↓↓↓

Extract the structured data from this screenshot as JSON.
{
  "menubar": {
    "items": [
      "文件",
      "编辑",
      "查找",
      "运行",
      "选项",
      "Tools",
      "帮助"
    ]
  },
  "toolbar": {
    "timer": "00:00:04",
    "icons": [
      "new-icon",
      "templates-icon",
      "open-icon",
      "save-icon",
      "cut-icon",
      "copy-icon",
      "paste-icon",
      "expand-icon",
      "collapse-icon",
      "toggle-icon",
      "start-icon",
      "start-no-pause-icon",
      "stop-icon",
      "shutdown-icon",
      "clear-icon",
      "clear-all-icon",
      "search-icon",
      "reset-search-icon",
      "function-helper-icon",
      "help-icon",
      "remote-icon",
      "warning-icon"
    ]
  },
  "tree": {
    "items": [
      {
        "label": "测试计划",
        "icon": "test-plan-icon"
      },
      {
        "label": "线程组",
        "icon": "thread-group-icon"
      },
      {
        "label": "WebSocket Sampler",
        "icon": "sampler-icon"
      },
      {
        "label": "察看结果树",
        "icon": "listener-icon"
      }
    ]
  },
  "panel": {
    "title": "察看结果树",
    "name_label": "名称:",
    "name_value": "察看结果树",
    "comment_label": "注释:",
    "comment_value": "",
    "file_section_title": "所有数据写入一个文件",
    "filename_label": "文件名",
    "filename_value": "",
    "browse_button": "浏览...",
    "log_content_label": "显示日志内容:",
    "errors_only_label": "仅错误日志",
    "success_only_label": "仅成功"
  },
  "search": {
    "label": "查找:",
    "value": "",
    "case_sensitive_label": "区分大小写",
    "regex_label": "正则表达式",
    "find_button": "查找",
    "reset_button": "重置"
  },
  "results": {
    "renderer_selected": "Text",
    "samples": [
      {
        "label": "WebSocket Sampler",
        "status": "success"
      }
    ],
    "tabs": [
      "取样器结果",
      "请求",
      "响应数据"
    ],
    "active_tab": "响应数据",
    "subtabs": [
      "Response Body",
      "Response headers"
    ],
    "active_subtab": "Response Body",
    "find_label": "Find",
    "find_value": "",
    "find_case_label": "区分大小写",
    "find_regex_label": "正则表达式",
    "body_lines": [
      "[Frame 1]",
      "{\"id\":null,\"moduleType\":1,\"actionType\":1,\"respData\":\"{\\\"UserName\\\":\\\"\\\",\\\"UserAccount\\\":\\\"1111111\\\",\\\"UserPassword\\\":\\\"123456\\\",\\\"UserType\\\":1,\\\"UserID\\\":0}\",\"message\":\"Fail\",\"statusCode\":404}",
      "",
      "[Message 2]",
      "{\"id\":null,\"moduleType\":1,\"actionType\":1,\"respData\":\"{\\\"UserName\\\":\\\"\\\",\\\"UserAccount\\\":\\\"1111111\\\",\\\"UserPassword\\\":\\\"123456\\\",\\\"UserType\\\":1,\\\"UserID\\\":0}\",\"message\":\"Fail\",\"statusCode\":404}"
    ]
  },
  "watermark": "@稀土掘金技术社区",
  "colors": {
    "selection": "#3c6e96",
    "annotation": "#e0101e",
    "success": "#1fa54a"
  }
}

↑↑↑

Aim
Faithfully copy every entry, leaving nothing out.

Full output
Extract the structured data from this screenshot as JSON.
{
  "menubar": {
    "items": [
      "文件",
      "编辑",
      "查找",
      "运行",
      "选项",
      "Tools",
      "帮助"
    ]
  },
  "toolbar": {
    "timer": "00:00:04",
    "icons": [
      "new-icon",
      "templates-icon",
      "open-icon",
      "save-icon",
      "cut-icon",
      "copy-icon",
      "paste-icon",
      "expand-icon",
      "collapse-icon",
      "toggle-icon",
      "start-icon",
      "start-no-pause-icon",
      "stop-icon",
      "shutdown-icon",
      "clear-icon",
      "clear-all-icon",
      "search-icon",
      "reset-search-icon",
      "function-helper-icon",
      "help-icon",
      "remote-icon",
      "warning-icon"
    ]
  },
  "tree": {
    "items": [
      {
        "label": "测试计划",
        "icon": "test-plan-icon"
      },
      {
        "label": "线程组",
        "icon": "thread-group-icon"
      },
      {
        "label": "WebSocket Sampler",
        "icon": "sampler-icon"
      },
      {
        "label": "察看结果树",
        "icon": "listener-icon"
      }
    ]
  },
  "panel": {
    "title": "察看结果树",
    "name_label": "名称:",
    "name_value": "察看结果树",
    "comment_label": "注释:",
    "comment_value": "",
    "file_section_title": "所有数据写入一个文件",
    "filename_label": "文件名",
    "filename_value": "",
    "browse_button": "浏览...",
    "log_content_label": "显示日志内容:",
    "errors_only_label": "仅错误日志",
    "success_only_label": "仅成功"
  },
  "search": {
    "label": "查找:",
    "value": "",
    "case_sensitive_label": "区分大小写",
    "regex_label": "正则表达式",
    "find_button": "查找",
    "reset_button": "重置"
  },
  "results": {
    "renderer_selected": "Text",
    "samples": [
      {
        "label": "WebSocket Sampler",
        "status": "success"
      }
    ],
    "tabs": [
      "取样器结果",
      "请求",
      "响应数据"
    ],
    "active_tab": "响应数据",
    "subtabs": [
      "Response Body",
      "Response headers"
    ],
    "active_subtab": "Response Body",
    "find_label": "Find",
    "find_value": "",
    "find_case_label": "区分大小写",
    "find_regex_label": "正则表达式",
    "body_lines": [
      "[Frame 1]",
      "{\"id\":null,\"moduleType\":1,\"actionType\":1,\"respData\":\"{\\\"UserName\\\":\\\"\\\",\\\"UserAccount\\\":\\\"1111111\\\",\\\"UserPassword\\\":\\\"123456\\\",\\\"UserType\\\":1,\\\"UserID\\\":0}\",\"message\":\"Fail\",\"statusCode\":404}",
      "",
      "[Message 2]",
      "{\"id\":null,\"moduleType\":1,\"actionType\":1,\"respData\":\"{\\\"UserName\\\":\\\"\\\",\\\"UserAccount\\\":\\\"1111111\\\",\\\"UserPassword\\\":\\\"123456\\\",\\\"UserType\\\":1,\\\"UserID\\\":0}\",\"message\":\"Fail\",\"statusCode\":404}"
    ]
  },
  "watermark": "@稀土掘金技术社区",
  "colors": {
    "selection": "#3c6e96",
    "annotation": "#e0101e",
    "success": "#1fa54a"
  }
}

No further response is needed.